───── Listed records ─────
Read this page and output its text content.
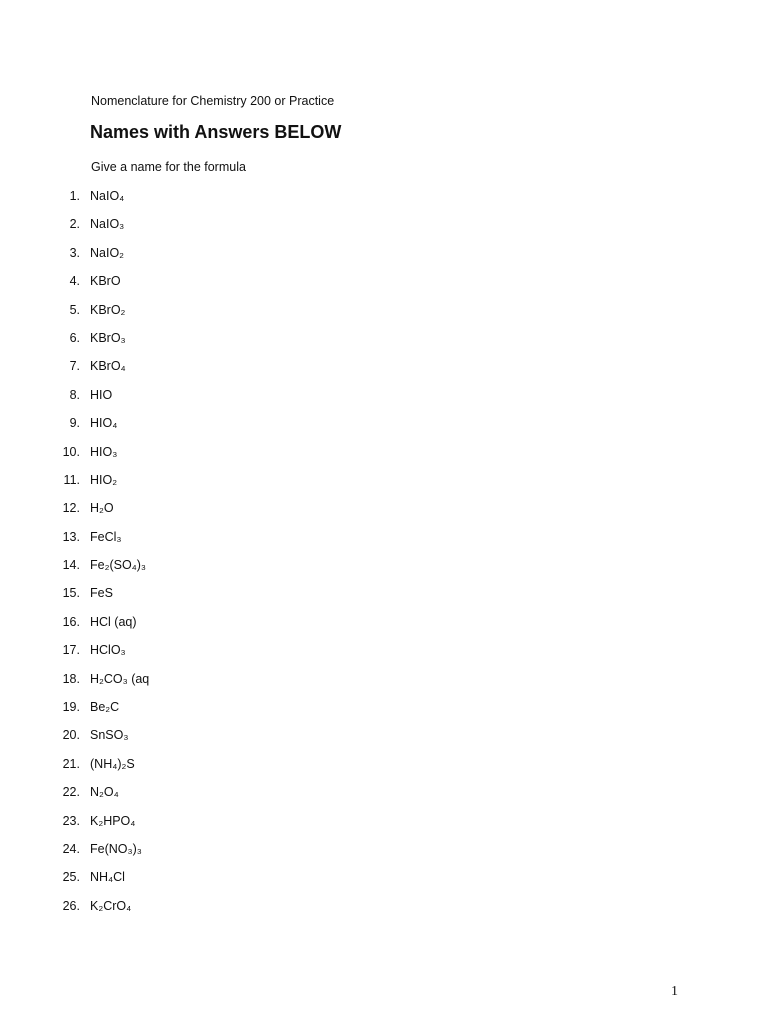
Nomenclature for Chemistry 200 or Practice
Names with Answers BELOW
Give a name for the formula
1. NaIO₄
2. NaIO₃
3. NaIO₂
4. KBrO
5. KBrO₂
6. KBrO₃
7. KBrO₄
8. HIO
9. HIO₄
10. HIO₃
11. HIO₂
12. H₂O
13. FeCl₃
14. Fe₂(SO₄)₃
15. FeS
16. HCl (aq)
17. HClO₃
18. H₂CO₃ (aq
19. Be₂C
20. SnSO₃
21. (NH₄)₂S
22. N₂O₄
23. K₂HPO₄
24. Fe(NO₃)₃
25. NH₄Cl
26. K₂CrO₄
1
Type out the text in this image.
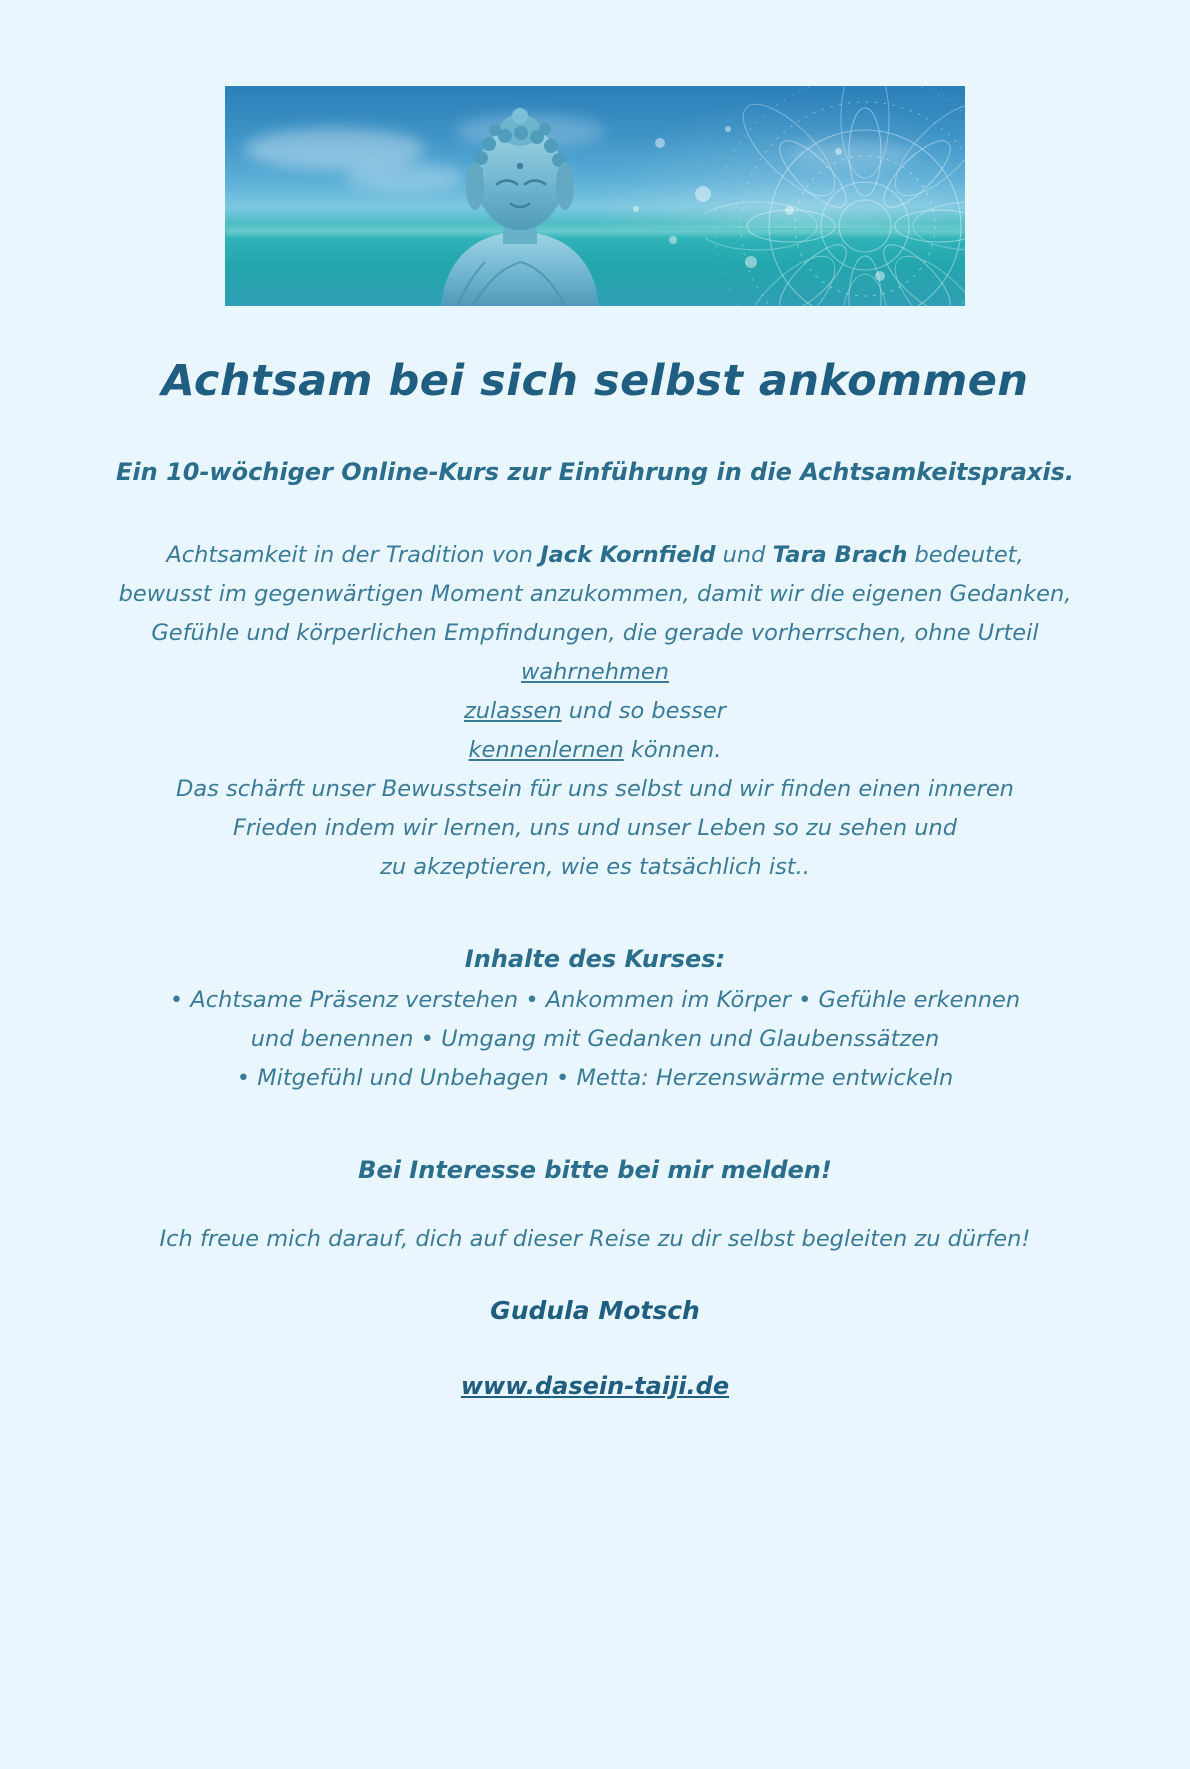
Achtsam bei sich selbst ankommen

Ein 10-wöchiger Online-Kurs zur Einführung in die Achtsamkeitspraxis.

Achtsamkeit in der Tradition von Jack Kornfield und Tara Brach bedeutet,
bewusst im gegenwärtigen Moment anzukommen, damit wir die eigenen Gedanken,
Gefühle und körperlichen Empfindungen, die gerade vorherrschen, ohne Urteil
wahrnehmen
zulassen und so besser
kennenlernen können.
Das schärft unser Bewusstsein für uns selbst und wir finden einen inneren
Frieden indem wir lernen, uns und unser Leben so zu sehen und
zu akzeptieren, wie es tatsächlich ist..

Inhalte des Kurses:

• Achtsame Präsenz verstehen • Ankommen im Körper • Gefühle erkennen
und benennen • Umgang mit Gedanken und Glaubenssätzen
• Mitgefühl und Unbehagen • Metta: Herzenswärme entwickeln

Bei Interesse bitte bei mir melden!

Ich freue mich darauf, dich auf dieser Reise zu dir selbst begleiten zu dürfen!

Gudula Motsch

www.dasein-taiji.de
─────
Written instruction:
Check each line above for "unser" and return the ones that have it.

Task output:
Das schärft unser Bewusstsein für uns selbst und wir finden einen inneren
Frieden indem wir lernen, uns und unser Leben so zu sehen und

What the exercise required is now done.